Data items:
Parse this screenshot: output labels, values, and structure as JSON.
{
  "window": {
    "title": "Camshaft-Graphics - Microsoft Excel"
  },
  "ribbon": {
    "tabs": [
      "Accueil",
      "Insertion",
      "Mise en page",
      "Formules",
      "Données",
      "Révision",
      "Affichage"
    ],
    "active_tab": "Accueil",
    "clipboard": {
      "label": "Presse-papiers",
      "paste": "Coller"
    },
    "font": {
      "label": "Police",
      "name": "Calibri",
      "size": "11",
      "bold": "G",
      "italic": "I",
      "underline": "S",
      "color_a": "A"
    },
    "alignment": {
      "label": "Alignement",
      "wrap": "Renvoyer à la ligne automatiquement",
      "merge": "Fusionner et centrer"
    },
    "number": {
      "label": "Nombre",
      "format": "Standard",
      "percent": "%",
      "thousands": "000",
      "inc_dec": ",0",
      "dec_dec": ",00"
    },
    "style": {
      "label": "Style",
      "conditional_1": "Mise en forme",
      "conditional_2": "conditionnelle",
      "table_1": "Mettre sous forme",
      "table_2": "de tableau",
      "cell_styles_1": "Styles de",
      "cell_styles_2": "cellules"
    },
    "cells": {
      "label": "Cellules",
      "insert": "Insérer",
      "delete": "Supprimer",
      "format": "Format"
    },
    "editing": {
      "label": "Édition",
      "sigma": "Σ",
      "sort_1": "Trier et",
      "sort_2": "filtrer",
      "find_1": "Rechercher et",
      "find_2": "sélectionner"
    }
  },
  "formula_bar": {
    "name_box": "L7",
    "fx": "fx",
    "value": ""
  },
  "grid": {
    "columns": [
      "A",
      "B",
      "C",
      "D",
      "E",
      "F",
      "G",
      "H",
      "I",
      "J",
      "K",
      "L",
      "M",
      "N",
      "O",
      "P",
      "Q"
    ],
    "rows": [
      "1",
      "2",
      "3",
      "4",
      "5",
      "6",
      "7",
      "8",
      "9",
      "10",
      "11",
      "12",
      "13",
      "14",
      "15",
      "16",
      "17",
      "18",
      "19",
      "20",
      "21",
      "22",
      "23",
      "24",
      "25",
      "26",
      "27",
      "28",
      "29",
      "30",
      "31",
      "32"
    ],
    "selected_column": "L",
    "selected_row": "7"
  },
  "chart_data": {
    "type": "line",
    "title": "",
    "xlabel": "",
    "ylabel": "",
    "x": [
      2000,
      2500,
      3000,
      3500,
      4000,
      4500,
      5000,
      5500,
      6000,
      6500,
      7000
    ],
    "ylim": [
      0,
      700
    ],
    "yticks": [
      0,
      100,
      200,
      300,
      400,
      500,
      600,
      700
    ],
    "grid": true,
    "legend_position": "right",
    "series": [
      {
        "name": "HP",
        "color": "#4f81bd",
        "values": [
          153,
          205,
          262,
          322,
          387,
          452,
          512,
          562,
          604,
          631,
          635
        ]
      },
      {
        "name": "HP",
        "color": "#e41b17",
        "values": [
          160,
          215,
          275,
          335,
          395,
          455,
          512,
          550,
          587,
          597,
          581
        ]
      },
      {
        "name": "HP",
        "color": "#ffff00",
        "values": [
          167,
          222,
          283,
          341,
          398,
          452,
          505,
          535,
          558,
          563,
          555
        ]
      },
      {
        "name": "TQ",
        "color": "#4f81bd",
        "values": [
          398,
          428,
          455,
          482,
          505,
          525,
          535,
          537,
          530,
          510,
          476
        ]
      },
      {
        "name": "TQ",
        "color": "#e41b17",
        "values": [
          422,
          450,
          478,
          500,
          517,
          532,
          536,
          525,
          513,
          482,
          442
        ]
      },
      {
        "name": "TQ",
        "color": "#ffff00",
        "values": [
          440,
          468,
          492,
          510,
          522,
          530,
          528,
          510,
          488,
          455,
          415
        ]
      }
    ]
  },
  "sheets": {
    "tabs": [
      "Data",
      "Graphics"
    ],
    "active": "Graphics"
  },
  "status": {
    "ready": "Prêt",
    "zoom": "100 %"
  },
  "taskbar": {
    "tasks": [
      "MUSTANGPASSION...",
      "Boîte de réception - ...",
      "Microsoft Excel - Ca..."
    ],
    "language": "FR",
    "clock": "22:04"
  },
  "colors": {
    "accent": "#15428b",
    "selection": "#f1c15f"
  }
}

§ What you have to do
Copy out each line above, character for character.

§ Correct result
Parse this screenshot: output labels, values, and structure as JSON.
{
  "window": {
    "title": "Camshaft-Graphics - Microsoft Excel"
  },
  "ribbon": {
    "tabs": [
      "Accueil",
      "Insertion",
      "Mise en page",
      "Formules",
      "Données",
      "Révision",
      "Affichage"
    ],
    "active_tab": "Accueil",
    "clipboard": {
      "label": "Presse-papiers",
      "paste": "Coller"
    },
    "font": {
      "label": "Police",
      "name": "Calibri",
      "size": "11",
      "bold": "G",
      "italic": "I",
      "underline": "S",
      "color_a": "A"
    },
    "alignment": {
      "label": "Alignement",
      "wrap": "Renvoyer à la ligne automatiquement",
      "merge": "Fusionner et centrer"
    },
    "number": {
      "label": "Nombre",
      "format": "Standard",
      "percent": "%",
      "thousands": "000",
      "inc_dec": ",0",
      "dec_dec": ",00"
    },
    "style": {
      "label": "Style",
      "conditional_1": "Mise en forme",
      "conditional_2": "conditionnelle",
      "table_1": "Mettre sous forme",
      "table_2": "de tableau",
      "cell_styles_1": "Styles de",
      "cell_styles_2": "cellules"
    },
    "cells": {
      "label": "Cellules",
      "insert": "Insérer",
      "delete": "Supprimer",
      "format": "Format"
    },
    "editing": {
      "label": "Édition",
      "sigma": "Σ",
      "sort_1": "Trier et",
      "sort_2": "filtrer",
      "find_1": "Rechercher et",
      "find_2": "sélectionner"
    }
  },
  "formula_bar": {
    "name_box": "L7",
    "fx": "fx",
    "value": ""
  },
  "grid": {
    "columns": [
      "A",
      "B",
      "C",
      "D",
      "E",
      "F",
      "G",
      "H",
      "I",
      "J",
      "K",
      "L",
      "M",
      "N",
      "O",
      "P",
      "Q"
    ],
    "rows": [
      "1",
      "2",
      "3",
      "4",
      "5",
      "6",
      "7",
      "8",
      "9",
      "10",
      "11",
      "12",
      "13",
      "14",
      "15",
      "16",
      "17",
      "18",
      "19",
      "20",
      "21",
      "22",
      "23",
      "24",
      "25",
      "26",
      "27",
      "28",
      "29",
      "30",
      "31",
      "32"
    ],
    "selected_column": "L",
    "selected_row": "7"
  },
  "chart_data": {
    "type": "line",
    "title": "",
    "xlabel": "",
    "ylabel": "",
    "x": [
      2000,
      2500,
      3000,
      3500,
      4000,
      4500,
      5000,
      5500,
      6000,
      6500,
      7000
    ],
    "ylim": [
      0,
      700
    ],
    "yticks": [
      0,
      100,
      200,
      300,
      400,
      500,
      600,
      700
    ],
    "grid": true,
    "legend_position": "right",
    "series": [
      {
        "name": "HP",
        "color": "#4f81bd",
        "values": [
          153,
          205,
          262,
          322,
          387,
          452,
          512,
          562,
          604,
          631,
          635
        ]
      },
      {
        "name": "HP",
        "color": "#e41b17",
        "values": [
          160,
          215,
          275,
          335,
          395,
          455,
          512,
          550,
          587,
          597,
          581
        ]
      },
      {
        "name": "HP",
        "color": "#ffff00",
        "values": [
          167,
          222,
          283,
          341,
          398,
          452,
          505,
          535,
          558,
          563,
          555
        ]
      },
      {
        "name": "TQ",
        "color": "#4f81bd",
        "values": [
          398,
          428,
          455,
          482,
          505,
          525,
          535,
          537,
          530,
          510,
          476
        ]
      },
      {
        "name": "TQ",
        "color": "#e41b17",
        "values": [
          422,
          450,
          478,
          500,
          517,
          532,
          536,
          525,
          513,
          482,
          442
        ]
      },
      {
        "name": "TQ",
        "color": "#ffff00",
        "values": [
          440,
          468,
          492,
          510,
          522,
          530,
          528,
          510,
          488,
          455,
          415
        ]
      }
    ]
  },
  "sheets": {
    "tabs": [
      "Data",
      "Graphics"
    ],
    "active": "Graphics"
  },
  "status": {
    "ready": "Prêt",
    "zoom": "100 %"
  },
  "taskbar": {
    "tasks": [
      "MUSTANGPASSION...",
      "Boîte de réception - ...",
      "Microsoft Excel - Ca..."
    ],
    "language": "FR",
    "clock": "22:04"
  },
  "colors": {
    "accent": "#15428b",
    "selection": "#f1c15f"
  }
}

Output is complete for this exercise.